[Records]
******************************
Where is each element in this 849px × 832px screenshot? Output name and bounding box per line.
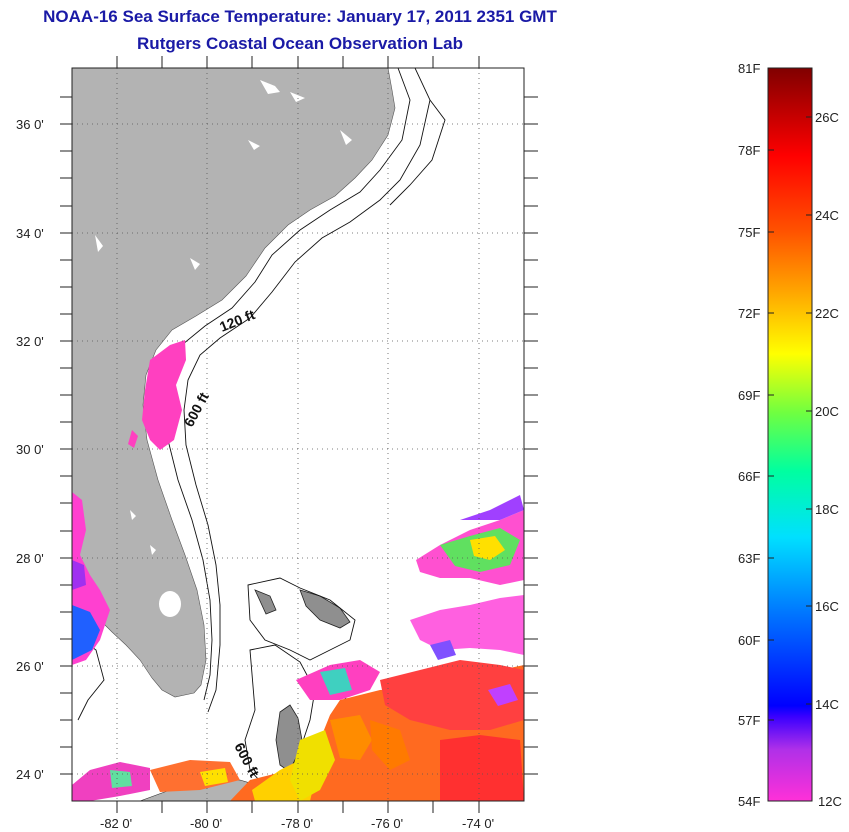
colorbar-f-label: 78F: [738, 143, 760, 158]
graticule: [72, 68, 524, 801]
land-southeast-us: [72, 68, 396, 698]
lat-tick-label: 36 0': [16, 117, 44, 132]
lon-tick-label: -74 0': [462, 816, 494, 831]
lat-tick-label: 26 0': [16, 659, 44, 674]
lat-tick-label: 28 0': [16, 551, 44, 566]
colorbar-f-label: 54F: [738, 794, 760, 809]
colorbar-c-label: 20C: [815, 404, 839, 419]
lon-tick-label: -80 0': [190, 816, 222, 831]
colorbar-f-label: 75F: [738, 225, 760, 240]
colorbar-c-label: 16C: [815, 599, 839, 614]
colorbar: 81F 78F 75F 72F 69F 66F 63F 60F 57F 54F …: [738, 61, 842, 809]
lat-tick-label: 34 0': [16, 226, 44, 241]
colorbar-c-label: 14C: [815, 697, 839, 712]
colorbar-c-label: 12C: [818, 794, 842, 809]
map-subtitle: Rutgers Coastal Ocean Observation Lab: [137, 34, 463, 53]
colorbar-f-label: 57F: [738, 713, 760, 728]
colorbar-c-label: 26C: [815, 110, 839, 125]
axis-ticks: [60, 56, 538, 813]
colorbar-f-label: 81F: [738, 61, 760, 76]
colorbar-f-label: 66F: [738, 469, 760, 484]
map-area: 120 ft 600 ft 600 ft: [72, 68, 524, 801]
colorbar-c-label: 18C: [815, 502, 839, 517]
lat-tick-label: 32 0': [16, 334, 44, 349]
lat-tick-label: 30 0': [16, 442, 44, 457]
colorbar-f-label: 60F: [738, 633, 760, 648]
lon-tick-label: -78 0': [281, 816, 313, 831]
colorbar-f-label: 69F: [738, 388, 760, 403]
colorbar-c-label: 22C: [815, 306, 839, 321]
lat-tick-labels: 24 0' 26 0' 28 0' 30 0' 32 0' 34 0' 36 0…: [16, 117, 44, 782]
lon-tick-label: -76 0': [371, 816, 403, 831]
colorbar-f-label: 63F: [738, 551, 760, 566]
colorbar-f-label: 72F: [738, 306, 760, 321]
lon-tick-labels: -82 0' -80 0' -78 0' -76 0' -74 0': [100, 816, 494, 831]
map-title: NOAA-16 Sea Surface Temperature: January…: [43, 7, 557, 26]
lat-tick-label: 24 0': [16, 767, 44, 782]
lon-tick-label: -82 0': [100, 816, 132, 831]
sst-observations: [72, 340, 524, 801]
colorbar-gradient: [767, 67, 813, 802]
lake-okeechobee: [159, 591, 181, 617]
colorbar-c-label: 24C: [815, 208, 839, 223]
******************************
### PROBLEM TO SOLVE
In the listing, from the line with "colorbar-f-label: 78F: [738, 143, 760, 158]" to the line with "colorbar-c-label: 26C: [815, 110, 839, 125]", switch "lat-tick-label" to "latitude-tick-label" and reproduce those lines alone, leaving everything else unchanged.

### ANSWER IN FULL
colorbar-f-label: 78F: [738, 143, 760, 158]
graticule: [72, 68, 524, 801]
land-southeast-us: [72, 68, 396, 698]
latitude-tick-label: 36 0': [16, 117, 44, 132]
lon-tick-label: -74 0': [462, 816, 494, 831]
latitude-tick-label: 26 0': [16, 659, 44, 674]
latitude-tick-label: 28 0': [16, 551, 44, 566]
colorbar-f-label: 54F: [738, 794, 760, 809]
colorbar-c-label: 20C: [815, 404, 839, 419]
lon-tick-label: -80 0': [190, 816, 222, 831]
colorbar-f-label: 75F: [738, 225, 760, 240]
colorbar-c-label: 16C: [815, 599, 839, 614]
colorbar: 81F 78F 75F 72F 69F 66F 63F 60F 57F 54F …: [738, 61, 842, 809]
latitude-tick-label: 34 0': [16, 226, 44, 241]
colorbar-c-label: 14C: [815, 697, 839, 712]
colorbar-c-label: 12C: [818, 794, 842, 809]
map-subtitle: Rutgers Coastal Ocean Observation Lab: [137, 34, 463, 53]
colorbar-f-label: 57F: [738, 713, 760, 728]
colorbar-c-label: 26C: [815, 110, 839, 125]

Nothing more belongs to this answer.